REQUIREMENT: Report how many lines include the word "蛇年首场职工疗休养推介活动走进江苏", and nothing besides that number.
════════════════════
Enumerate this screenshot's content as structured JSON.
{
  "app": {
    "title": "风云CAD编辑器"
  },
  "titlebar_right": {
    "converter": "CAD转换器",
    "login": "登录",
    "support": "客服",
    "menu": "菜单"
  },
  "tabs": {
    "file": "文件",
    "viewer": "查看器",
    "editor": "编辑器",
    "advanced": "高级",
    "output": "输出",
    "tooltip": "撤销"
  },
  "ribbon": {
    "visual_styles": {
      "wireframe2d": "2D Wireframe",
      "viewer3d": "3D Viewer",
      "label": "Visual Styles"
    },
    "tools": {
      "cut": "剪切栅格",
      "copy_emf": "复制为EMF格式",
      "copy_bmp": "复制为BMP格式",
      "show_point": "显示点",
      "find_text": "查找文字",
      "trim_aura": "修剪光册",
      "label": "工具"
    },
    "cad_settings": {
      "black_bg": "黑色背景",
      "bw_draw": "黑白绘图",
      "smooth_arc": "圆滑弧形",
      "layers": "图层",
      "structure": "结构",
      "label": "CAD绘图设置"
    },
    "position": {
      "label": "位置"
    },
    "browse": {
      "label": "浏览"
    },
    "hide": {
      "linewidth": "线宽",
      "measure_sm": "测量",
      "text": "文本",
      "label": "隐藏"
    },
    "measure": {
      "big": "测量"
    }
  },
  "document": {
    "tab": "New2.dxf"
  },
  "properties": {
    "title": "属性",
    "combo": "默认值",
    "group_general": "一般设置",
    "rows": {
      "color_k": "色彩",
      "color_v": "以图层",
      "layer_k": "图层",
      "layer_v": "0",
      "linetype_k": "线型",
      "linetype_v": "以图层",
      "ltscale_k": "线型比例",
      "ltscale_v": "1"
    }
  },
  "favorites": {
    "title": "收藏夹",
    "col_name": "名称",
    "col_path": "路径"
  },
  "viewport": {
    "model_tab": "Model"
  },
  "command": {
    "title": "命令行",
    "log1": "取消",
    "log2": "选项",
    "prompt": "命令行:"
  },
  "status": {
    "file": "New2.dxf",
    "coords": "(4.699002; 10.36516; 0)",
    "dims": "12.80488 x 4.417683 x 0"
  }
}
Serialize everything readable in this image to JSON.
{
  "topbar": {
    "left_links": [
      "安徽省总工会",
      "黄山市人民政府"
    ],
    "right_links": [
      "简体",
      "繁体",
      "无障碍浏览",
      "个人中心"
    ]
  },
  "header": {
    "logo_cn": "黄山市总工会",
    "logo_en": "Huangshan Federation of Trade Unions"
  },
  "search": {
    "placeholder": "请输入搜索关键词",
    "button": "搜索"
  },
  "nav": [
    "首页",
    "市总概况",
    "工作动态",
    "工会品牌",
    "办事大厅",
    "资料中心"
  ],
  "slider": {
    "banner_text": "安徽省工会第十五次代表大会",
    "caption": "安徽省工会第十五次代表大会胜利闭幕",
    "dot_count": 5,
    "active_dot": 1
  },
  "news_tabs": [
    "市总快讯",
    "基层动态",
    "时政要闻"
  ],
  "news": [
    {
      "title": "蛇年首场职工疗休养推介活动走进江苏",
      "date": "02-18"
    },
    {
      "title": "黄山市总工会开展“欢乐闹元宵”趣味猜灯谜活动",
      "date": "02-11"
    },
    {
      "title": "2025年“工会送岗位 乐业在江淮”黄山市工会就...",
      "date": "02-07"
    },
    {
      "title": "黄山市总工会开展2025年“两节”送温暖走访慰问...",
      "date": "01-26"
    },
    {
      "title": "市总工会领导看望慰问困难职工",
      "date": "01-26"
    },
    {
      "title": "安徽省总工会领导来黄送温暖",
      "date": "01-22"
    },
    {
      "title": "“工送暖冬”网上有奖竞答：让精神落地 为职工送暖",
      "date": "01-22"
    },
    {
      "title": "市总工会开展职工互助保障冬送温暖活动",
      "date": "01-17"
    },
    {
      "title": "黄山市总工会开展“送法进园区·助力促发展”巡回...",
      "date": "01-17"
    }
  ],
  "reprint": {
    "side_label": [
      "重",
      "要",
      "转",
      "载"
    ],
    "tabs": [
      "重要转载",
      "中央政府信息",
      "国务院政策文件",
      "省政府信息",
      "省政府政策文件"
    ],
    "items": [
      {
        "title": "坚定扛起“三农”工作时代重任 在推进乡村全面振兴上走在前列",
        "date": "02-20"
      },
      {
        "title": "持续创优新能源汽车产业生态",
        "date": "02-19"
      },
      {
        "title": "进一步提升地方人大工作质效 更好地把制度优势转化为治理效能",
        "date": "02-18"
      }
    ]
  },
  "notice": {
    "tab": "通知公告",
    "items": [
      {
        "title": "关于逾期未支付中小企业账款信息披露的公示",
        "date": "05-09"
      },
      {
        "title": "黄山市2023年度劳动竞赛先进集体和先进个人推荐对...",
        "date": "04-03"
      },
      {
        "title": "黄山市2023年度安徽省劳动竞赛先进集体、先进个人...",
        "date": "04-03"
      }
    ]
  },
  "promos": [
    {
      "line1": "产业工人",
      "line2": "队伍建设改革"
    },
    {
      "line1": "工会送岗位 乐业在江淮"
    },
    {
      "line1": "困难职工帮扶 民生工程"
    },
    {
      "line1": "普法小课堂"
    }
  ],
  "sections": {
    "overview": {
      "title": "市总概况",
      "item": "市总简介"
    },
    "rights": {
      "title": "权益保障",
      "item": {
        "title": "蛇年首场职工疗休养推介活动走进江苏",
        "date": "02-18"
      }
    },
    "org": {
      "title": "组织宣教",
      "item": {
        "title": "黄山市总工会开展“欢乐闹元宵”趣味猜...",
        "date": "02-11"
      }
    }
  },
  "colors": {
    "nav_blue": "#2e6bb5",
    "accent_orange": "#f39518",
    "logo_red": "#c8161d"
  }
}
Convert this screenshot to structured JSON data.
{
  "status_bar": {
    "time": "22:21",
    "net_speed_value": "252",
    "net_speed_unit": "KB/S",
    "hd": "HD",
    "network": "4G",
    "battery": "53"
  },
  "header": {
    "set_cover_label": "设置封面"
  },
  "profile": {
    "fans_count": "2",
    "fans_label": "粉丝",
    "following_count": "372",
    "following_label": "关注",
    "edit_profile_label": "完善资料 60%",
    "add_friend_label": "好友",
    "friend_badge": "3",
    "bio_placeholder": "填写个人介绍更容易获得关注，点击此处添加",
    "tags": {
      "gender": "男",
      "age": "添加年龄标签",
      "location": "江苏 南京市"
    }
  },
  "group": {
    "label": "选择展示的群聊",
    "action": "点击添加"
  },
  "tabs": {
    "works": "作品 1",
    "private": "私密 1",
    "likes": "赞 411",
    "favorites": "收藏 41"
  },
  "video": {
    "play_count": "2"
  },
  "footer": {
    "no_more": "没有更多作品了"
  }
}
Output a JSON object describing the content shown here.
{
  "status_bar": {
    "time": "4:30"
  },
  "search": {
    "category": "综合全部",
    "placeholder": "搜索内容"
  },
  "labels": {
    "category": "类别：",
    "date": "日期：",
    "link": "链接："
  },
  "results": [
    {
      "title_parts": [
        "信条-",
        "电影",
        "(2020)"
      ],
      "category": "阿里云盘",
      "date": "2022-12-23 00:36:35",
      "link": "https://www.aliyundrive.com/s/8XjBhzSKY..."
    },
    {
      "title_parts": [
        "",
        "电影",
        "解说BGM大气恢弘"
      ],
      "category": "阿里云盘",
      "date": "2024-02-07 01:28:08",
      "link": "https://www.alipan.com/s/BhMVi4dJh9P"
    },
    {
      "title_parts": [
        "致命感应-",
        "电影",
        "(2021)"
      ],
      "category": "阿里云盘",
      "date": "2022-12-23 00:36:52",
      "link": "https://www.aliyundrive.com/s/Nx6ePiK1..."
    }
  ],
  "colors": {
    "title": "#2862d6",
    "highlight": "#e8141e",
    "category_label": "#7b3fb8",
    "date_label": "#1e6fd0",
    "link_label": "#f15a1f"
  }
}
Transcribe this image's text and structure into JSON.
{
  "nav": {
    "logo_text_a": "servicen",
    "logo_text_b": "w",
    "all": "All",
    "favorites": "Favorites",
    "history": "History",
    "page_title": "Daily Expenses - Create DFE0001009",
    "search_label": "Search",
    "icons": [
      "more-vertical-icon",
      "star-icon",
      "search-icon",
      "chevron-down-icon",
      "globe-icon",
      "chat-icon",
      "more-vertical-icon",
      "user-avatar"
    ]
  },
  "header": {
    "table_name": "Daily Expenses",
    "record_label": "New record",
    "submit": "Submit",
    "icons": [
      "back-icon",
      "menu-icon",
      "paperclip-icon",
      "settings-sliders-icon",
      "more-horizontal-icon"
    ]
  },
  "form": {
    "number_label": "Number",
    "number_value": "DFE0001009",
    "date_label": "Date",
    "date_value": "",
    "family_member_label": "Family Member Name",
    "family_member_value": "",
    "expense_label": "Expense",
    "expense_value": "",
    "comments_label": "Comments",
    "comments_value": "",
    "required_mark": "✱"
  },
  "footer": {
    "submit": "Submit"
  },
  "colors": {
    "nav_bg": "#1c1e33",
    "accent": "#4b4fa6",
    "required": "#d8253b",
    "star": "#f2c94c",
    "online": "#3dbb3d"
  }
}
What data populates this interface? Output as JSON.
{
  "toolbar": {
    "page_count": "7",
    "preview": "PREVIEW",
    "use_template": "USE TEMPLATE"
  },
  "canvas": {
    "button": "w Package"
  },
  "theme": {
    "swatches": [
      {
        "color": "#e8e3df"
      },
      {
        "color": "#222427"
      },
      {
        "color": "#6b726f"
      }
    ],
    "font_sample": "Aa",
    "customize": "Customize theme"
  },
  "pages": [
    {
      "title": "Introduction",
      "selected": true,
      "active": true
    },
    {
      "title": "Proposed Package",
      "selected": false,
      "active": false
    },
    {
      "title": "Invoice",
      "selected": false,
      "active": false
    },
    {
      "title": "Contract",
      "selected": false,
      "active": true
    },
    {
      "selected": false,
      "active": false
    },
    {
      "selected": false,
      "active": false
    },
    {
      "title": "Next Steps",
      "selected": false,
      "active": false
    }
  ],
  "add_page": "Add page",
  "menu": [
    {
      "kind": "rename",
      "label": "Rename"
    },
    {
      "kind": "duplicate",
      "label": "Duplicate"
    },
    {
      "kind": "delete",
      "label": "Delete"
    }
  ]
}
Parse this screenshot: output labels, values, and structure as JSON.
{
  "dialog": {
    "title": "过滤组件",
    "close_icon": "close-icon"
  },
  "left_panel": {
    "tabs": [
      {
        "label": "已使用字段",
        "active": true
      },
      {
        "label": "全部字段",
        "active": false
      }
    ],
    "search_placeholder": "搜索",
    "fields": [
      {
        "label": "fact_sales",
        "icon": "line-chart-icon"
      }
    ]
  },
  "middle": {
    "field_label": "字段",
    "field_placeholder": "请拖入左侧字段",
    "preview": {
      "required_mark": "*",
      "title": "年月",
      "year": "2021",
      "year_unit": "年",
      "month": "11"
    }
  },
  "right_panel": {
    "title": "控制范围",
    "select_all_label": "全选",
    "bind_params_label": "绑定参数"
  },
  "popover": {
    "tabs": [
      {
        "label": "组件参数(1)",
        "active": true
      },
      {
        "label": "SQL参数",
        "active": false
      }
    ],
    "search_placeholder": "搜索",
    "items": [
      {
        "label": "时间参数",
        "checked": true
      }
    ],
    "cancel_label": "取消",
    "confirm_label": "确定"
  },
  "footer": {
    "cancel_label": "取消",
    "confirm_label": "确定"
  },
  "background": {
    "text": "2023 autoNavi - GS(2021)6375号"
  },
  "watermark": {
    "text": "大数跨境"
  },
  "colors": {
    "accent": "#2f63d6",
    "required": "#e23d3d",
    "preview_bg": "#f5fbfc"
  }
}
════════════════════
FINISHED TASK: 2